» **Work to complete**: Retype every entry word for word.

── Information shown ──

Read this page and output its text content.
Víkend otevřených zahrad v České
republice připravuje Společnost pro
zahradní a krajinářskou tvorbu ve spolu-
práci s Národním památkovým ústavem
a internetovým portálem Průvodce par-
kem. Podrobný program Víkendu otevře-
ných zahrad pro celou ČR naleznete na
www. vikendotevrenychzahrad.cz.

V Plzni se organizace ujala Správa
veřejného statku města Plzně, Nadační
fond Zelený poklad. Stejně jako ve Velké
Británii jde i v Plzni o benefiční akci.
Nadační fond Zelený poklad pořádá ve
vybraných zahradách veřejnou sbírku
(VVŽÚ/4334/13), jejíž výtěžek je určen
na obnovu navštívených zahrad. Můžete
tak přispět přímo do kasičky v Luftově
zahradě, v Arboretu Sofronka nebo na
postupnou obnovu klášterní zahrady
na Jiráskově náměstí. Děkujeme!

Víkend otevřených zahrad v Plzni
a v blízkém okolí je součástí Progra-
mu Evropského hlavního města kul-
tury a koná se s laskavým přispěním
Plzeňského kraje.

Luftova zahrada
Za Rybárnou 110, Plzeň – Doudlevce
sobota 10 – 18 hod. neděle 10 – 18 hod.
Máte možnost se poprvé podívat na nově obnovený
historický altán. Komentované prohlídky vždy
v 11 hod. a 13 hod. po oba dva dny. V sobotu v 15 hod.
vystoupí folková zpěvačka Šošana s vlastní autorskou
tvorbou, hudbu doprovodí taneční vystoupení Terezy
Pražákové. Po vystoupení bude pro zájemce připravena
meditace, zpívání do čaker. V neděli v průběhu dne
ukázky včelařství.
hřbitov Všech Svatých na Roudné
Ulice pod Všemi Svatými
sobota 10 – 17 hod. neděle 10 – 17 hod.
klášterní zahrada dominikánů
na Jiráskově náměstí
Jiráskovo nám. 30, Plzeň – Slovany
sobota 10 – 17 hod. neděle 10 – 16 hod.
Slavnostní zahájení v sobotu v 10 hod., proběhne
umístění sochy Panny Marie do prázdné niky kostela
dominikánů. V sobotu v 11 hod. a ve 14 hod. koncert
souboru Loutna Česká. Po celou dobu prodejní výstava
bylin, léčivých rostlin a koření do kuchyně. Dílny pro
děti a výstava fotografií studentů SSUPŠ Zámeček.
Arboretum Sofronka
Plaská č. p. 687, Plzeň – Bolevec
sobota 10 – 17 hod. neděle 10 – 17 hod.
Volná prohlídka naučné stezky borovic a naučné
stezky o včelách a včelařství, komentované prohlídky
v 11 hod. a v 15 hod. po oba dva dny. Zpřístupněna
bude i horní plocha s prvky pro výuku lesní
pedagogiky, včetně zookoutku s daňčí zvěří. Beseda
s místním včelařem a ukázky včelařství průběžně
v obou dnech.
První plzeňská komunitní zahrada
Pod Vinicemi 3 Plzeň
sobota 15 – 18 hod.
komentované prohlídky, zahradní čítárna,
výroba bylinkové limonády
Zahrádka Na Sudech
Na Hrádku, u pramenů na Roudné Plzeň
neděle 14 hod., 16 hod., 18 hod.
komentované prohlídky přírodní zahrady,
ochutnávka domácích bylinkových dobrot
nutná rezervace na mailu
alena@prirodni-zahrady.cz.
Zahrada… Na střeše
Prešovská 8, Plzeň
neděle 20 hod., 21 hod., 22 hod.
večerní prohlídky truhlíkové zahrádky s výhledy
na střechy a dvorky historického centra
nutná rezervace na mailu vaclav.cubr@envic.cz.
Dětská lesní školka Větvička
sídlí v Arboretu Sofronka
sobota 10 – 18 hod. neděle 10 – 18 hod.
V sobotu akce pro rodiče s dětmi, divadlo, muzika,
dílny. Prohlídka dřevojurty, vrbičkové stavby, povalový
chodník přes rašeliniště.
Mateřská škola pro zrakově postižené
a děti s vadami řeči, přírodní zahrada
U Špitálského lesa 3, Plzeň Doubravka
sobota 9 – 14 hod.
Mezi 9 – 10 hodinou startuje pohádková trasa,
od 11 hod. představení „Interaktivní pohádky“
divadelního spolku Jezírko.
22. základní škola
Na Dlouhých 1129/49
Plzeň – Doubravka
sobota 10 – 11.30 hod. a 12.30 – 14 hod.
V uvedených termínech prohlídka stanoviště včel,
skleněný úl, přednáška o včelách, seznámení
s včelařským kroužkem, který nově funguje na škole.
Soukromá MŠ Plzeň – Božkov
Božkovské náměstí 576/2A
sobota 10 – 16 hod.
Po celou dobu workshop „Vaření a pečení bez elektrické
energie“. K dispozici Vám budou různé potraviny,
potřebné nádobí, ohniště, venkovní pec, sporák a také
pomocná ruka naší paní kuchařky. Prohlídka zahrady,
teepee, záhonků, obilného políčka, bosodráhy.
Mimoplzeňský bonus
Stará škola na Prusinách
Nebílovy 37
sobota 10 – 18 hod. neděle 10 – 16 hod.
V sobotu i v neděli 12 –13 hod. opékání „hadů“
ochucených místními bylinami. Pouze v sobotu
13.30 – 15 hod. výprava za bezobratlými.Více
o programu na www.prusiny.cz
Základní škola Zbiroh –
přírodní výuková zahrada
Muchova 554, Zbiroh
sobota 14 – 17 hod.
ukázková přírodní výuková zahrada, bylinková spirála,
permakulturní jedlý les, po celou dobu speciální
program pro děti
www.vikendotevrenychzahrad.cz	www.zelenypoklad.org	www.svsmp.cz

───

» **Task result**:
Read this page and output its text content.
Víkend otevřených zahrad v České
republice připravuje Společnost pro
zahradní a krajinářskou tvorbu ve spolu-
práci s Národním památkovým ústavem
a internetovým portálem Průvodce par-
kem. Podrobný program Víkendu otevře-
ných zahrad pro celou ČR naleznete na
www. vikendotevrenychzahrad.cz.

V Plzni se organizace ujala Správa
veřejného statku města Plzně, Nadační
fond Zelený poklad. Stejně jako ve Velké
Británii jde i v Plzni o benefiční akci.
Nadační fond Zelený poklad pořádá ve
vybraných zahradách veřejnou sbírku
(VVŽÚ/4334/13), jejíž výtěžek je určen
na obnovu navštívených zahrad. Můžete
tak přispět přímo do kasičky v Luftově
zahradě, v Arboretu Sofronka nebo na
postupnou obnovu klášterní zahrady
na Jiráskově náměstí. Děkujeme!

Víkend otevřených zahrad v Plzni
a v blízkém okolí je součástí Progra-
mu Evropského hlavního města kul-
tury a koná se s laskavým přispěním
Plzeňského kraje.

Luftova zahrada
Za Rybárnou 110, Plzeň – Doudlevce
sobota 10 – 18 hod. neděle 10 – 18 hod.
Máte možnost se poprvé podívat na nově obnovený
historický altán. Komentované prohlídky vždy
v 11 hod. a 13 hod. po oba dva dny. V sobotu v 15 hod.
vystoupí folková zpěvačka Šošana s vlastní autorskou
tvorbou, hudbu doprovodí taneční vystoupení Terezy
Pražákové. Po vystoupení bude pro zájemce připravena
meditace, zpívání do čaker. V neděli v průběhu dne
ukázky včelařství.
hřbitov Všech Svatých na Roudné
Ulice pod Všemi Svatými
sobota 10 – 17 hod. neděle 10 – 17 hod.
klášterní zahrada dominikánů
na Jiráskově náměstí
Jiráskovo nám. 30, Plzeň – Slovany
sobota 10 – 17 hod. neděle 10 – 16 hod.
Slavnostní zahájení v sobotu v 10 hod., proběhne
umístění sochy Panny Marie do prázdné niky kostela
dominikánů. V sobotu v 11 hod. a ve 14 hod. koncert
souboru Loutna Česká. Po celou dobu prodejní výstava
bylin, léčivých rostlin a koření do kuchyně. Dílny pro
děti a výstava fotografií studentů SSUPŠ Zámeček.
Arboretum Sofronka
Plaská č. p. 687, Plzeň – Bolevec
sobota 10 – 17 hod. neděle 10 – 17 hod.
Volná prohlídka naučné stezky borovic a naučné
stezky o včelách a včelařství, komentované prohlídky
v 11 hod. a v 15 hod. po oba dva dny. Zpřístupněna
bude i horní plocha s prvky pro výuku lesní
pedagogiky, včetně zookoutku s daňčí zvěří. Beseda
s místním včelařem a ukázky včelařství průběžně
v obou dnech.
První plzeňská komunitní zahrada
Pod Vinicemi 3 Plzeň
sobota 15 – 18 hod.
komentované prohlídky, zahradní čítárna,
výroba bylinkové limonády
Zahrádka Na Sudech
Na Hrádku, u pramenů na Roudné Plzeň
neděle 14 hod., 16 hod., 18 hod.
komentované prohlídky přírodní zahrady,
ochutnávka domácích bylinkových dobrot
nutná rezervace na mailu
alena@prirodni-zahrady.cz.
Zahrada… Na střeše
Prešovská 8, Plzeň
neděle 20 hod., 21 hod., 22 hod.
večerní prohlídky truhlíkové zahrádky s výhledy
na střechy a dvorky historického centra
nutná rezervace na mailu vaclav.cubr@envic.cz.
Dětská lesní školka Větvička
sídlí v Arboretu Sofronka
sobota 10 – 18 hod. neděle 10 – 18 hod.
V sobotu akce pro rodiče s dětmi, divadlo, muzika,
dílny. Prohlídka dřevojurty, vrbičkové stavby, povalový
chodník přes rašeliniště.
Mateřská škola pro zrakově postižené
a děti s vadami řeči, přírodní zahrada
U Špitálského lesa 3, Plzeň Doubravka
sobota 9 – 14 hod.
Mezi 9 – 10 hodinou startuje pohádková trasa,
od 11 hod. představení „Interaktivní pohádky“
divadelního spolku Jezírko.
22. základní škola
Na Dlouhých 1129/49
Plzeň – Doubravka
sobota 10 – 11.30 hod. a 12.30 – 14 hod.
V uvedených termínech prohlídka stanoviště včel,
skleněný úl, přednáška o včelách, seznámení
s včelařským kroužkem, který nově funguje na škole.
Soukromá MŠ Plzeň – Božkov
Božkovské náměstí 576/2A
sobota 10 – 16 hod.
Po celou dobu workshop „Vaření a pečení bez elektrické
energie“. K dispozici Vám budou různé potraviny,
potřebné nádobí, ohniště, venkovní pec, sporák a také
pomocná ruka naší paní kuchařky. Prohlídka zahrady,
teepee, záhonků, obilného políčka, bosodráhy.
Mimoplzeňský bonus
Stará škola na Prusinách
Nebílovy 37
sobota 10 – 18 hod. neděle 10 – 16 hod.
V sobotu i v neděli 12 –13 hod. opékání „hadů“
ochucených místními bylinami. Pouze v sobotu
13.30 – 15 hod. výprava za bezobratlými.Více
o programu na www.prusiny.cz
Základní škola Zbiroh –
přírodní výuková zahrada
Muchova 554, Zbiroh
sobota 14 – 17 hod.
ukázková přírodní výuková zahrada, bylinková spirála,
permakulturní jedlý les, po celou dobu speciální
program pro děti
www.vikendotevrenychzahrad.cz	www.zelenypoklad.org	www.svsmp.cz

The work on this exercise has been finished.